#### [REQUIRED WORK]
Please extend the piece on how past trauma doesn't have to define a person, picking up right after its final sentence.

#### [TEXT SECTION]
========
Sure, your past may have sucked. It may have been hard. But it doesn’t have to define you as a person, and it doesn’t define the future version of you.
So many clients come in and say that therapy has never worked for them in the past. They say to me that their past is to fucked up for them and that their past is defining who they are and the future them. Of course I call bullshit! No one’s past defines their future unless they want it to.
I am not saying that past traumas do not affect who we are today, but it is what we do with that information that separates us from repeating patterns or becoming the better versions of ourselves. Having hope is the key difference between allowing the trauma to affect us and define us or allowing the hope to guide us to a better and brighter future.
Author Matthew Hussey talks about trauma in his new book Love Life. Matthew states that Trauma = treasure. Trauma needs to be reframed according to Hessey. Hessey states that recognizing the parts of ourselves that we could never have experiences without the very thing that we wish never had happened. We need to consider the valuable parts of ourselves that only developed because of the trauma. Hessey continues to discuss how the richness, complexity, and depth of who we are today, and our character is forged in these incidents as it is powered by our achievements. If you take away the trauma, you are taking away the treasure of what we learned and who we have become.
Matthew is stating that yes it sucks that the trauma happened, but by reframing it we can see the person that we have become. Are we more resilient? Are we more patient? No matter what the trauma was, it does not define was as a person or our character, unless we allow it to.
========
Dataset entries:
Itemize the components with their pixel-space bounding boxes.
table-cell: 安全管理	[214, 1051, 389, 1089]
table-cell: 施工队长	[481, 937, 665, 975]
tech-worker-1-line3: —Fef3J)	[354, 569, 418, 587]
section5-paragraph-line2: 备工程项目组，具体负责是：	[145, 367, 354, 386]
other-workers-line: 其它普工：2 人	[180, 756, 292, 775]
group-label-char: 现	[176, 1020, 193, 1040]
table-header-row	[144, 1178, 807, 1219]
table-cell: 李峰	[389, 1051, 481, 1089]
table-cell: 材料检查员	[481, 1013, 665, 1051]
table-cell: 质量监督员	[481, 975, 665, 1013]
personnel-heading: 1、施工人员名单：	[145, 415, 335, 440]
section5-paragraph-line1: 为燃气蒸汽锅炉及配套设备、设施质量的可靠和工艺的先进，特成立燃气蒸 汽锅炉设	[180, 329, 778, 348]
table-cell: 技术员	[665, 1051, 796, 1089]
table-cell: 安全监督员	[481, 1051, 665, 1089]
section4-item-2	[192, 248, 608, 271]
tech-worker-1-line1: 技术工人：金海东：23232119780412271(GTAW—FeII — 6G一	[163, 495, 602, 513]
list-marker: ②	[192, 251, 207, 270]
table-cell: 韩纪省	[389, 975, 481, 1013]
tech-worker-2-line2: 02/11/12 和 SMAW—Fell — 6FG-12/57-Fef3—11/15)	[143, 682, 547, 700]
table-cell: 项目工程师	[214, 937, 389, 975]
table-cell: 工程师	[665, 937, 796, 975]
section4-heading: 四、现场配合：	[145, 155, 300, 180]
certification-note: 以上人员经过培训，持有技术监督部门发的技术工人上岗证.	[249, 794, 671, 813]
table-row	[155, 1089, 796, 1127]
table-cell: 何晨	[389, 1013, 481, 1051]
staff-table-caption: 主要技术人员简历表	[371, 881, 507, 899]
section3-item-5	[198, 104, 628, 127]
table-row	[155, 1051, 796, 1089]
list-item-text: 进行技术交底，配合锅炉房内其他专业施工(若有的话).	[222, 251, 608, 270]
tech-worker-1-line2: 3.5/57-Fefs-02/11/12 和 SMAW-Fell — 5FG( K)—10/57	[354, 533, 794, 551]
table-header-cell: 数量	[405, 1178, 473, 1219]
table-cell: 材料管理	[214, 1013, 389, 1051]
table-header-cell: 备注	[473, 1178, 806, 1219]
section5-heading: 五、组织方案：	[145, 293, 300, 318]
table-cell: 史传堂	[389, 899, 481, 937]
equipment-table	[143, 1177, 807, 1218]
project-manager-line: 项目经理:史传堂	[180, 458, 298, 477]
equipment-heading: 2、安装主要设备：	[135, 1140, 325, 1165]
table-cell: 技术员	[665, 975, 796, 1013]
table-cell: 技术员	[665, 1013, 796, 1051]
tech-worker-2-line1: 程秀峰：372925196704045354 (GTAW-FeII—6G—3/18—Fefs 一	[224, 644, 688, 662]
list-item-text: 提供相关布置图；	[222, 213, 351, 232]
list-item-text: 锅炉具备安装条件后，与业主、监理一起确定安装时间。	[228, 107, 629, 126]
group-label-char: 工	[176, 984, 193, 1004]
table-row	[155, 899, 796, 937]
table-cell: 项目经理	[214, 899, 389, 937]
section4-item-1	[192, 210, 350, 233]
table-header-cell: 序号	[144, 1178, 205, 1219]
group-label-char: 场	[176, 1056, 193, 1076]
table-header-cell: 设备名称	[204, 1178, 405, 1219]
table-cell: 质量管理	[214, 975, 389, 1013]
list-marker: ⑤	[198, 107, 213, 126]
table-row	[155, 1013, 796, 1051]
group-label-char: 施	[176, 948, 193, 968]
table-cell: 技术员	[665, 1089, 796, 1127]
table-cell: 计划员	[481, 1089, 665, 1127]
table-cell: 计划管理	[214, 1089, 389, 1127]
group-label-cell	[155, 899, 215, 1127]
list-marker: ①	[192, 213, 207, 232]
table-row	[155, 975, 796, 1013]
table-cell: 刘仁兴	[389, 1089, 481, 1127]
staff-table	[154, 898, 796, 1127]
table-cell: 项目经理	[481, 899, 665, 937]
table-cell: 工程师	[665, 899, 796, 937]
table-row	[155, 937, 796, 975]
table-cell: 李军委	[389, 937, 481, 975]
========
#### [EXPECTED ANSWER]
As we move forward from the trauma as individuals, we need to consider how you are going to move forward. We need to make sure that we acknowledge (mistakes or pain) and learn from the event, recognize it and see them as lessons or plot twists, not destiny. We need to shift our mindset as we get to choose the narrative and use the past challenges to build strength and insight.
I tell my clients all the time that we need to focus on the present and cannot get stuck looking backwards. We cannot change what happened in the past. What we can change is how we use this information to create our future. A better and brighter future.
We need to take positive steps, set goals and break them down into small steps so that we can achieve what we are setting out to accomplish. We need to practice self-compassion and forgive ourselves, let go of resentment and develop an understanding that we are more than just those moments. I have said it in other blogs, and I will say it again, if having compassion doesn’t include ourselves, then it is incomplete. Self-forgiveness must include empathy and compassion.
As we move forward, we need to focus on what we “can” do and not what we can’t. We need to learn from our mistakes but not dwell on them. We need to make sure that we do not become complacent with what we have accomplished and what we still need to accomplish.
We must have “hope”. Having hope allows us to believe in a better future and actively work towards it. Hope is the desire for good outcomes with the conviction that you have the will power to make things happen, even when things are difficult. Hope is more than wishful thinking, it is a mindset that includes self-belief, action, finding meaning and connection with a higher power (god, Buddha, universe or whatever) to help us through life’s challenges and helps us create positive change.
Remember, it is our present choices and actions that allow us to grow and build new paths even if the past experiences were difficult. By focusing on the present, we can build a strong future. Our future is defined by the amount of work that we want to put in today and not defined by the trauma that took place in our past. We define our futures. When combines with hope, there is nothing that can stop you from becoming the best possible version of yourself.